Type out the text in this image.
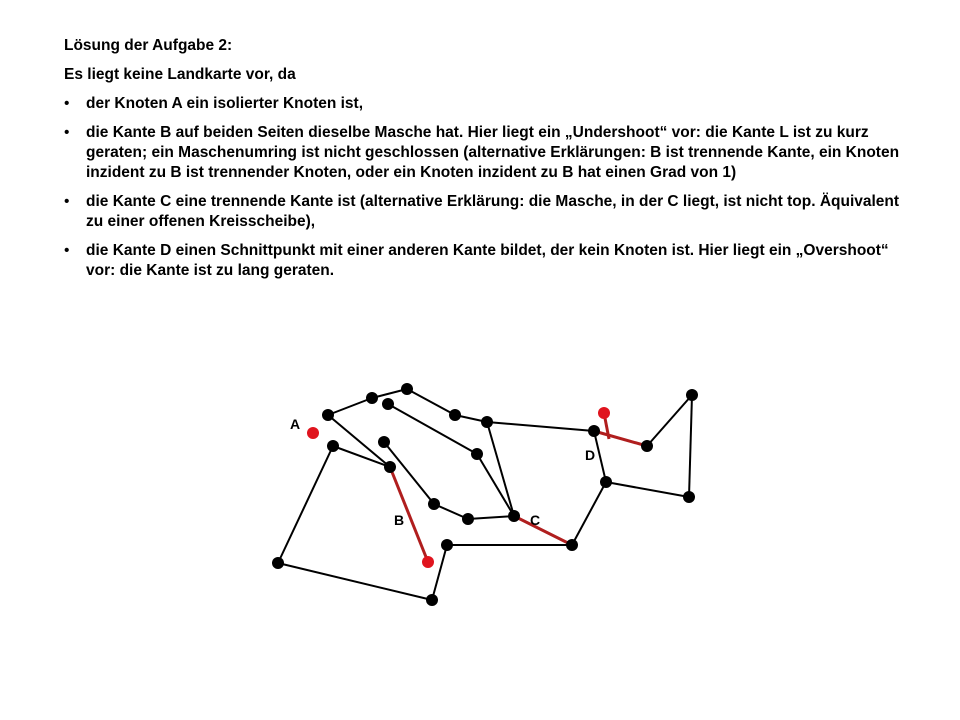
Lösung der Aufgabe 2:

Es liegt keine Landkarte vor, da

• der Knoten A ein isolierter Knoten ist,
• die Kante B auf beiden Seiten dieselbe Masche hat. Hier liegt ein „Undershoot“ vor: die Kante L ist zu kurz geraten; ein Maschenumring ist nicht geschlossen (alternative Erklärungen: B ist trennende Kante, ein Knoten inzident zu B ist trennender Knoten, oder ein Knoten inzident zu B hat einen Grad von 1)
• die Kante C eine trennende Kante ist (alternative Erklärung: die Masche, in der C liegt, ist nicht top. Äquivalent zu einer offenen Kreisscheibe),
• die Kante D einen Schnittpunkt mit einer anderen Kante bildet, der kein Knoten ist. Hier liegt ein „Overshoot“ vor: die Kante ist zu lang geraten.
A
B	C
D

- Aim -
Transcribe every entry word for word, but skip the pictures.

- Solution -
Type out the text in this image.
Lösung der Aufgabe 2:

Es liegt keine Landkarte vor, da

• der Knoten A ein isolierter Knoten ist,
• die Kante B auf beiden Seiten dieselbe Masche hat. Hier liegt ein „Undershoot“ vor: die Kante L ist zu kurz geraten; ein Maschenumring ist nicht geschlossen (alternative Erklärungen: B ist trennende Kante, ein Knoten inzident zu B ist trennender Knoten, oder ein Knoten inzident zu B hat einen Grad von 1)
• die Kante C eine trennende Kante ist (alternative Erklärung: die Masche, in der C liegt, ist nicht top. Äquivalent zu einer offenen Kreisscheibe),
• die Kante D einen Schnittpunkt mit einer anderen Kante bildet, der kein Knoten ist. Hier liegt ein „Overshoot“ vor: die Kante ist zu lang geraten.
A
B	C
D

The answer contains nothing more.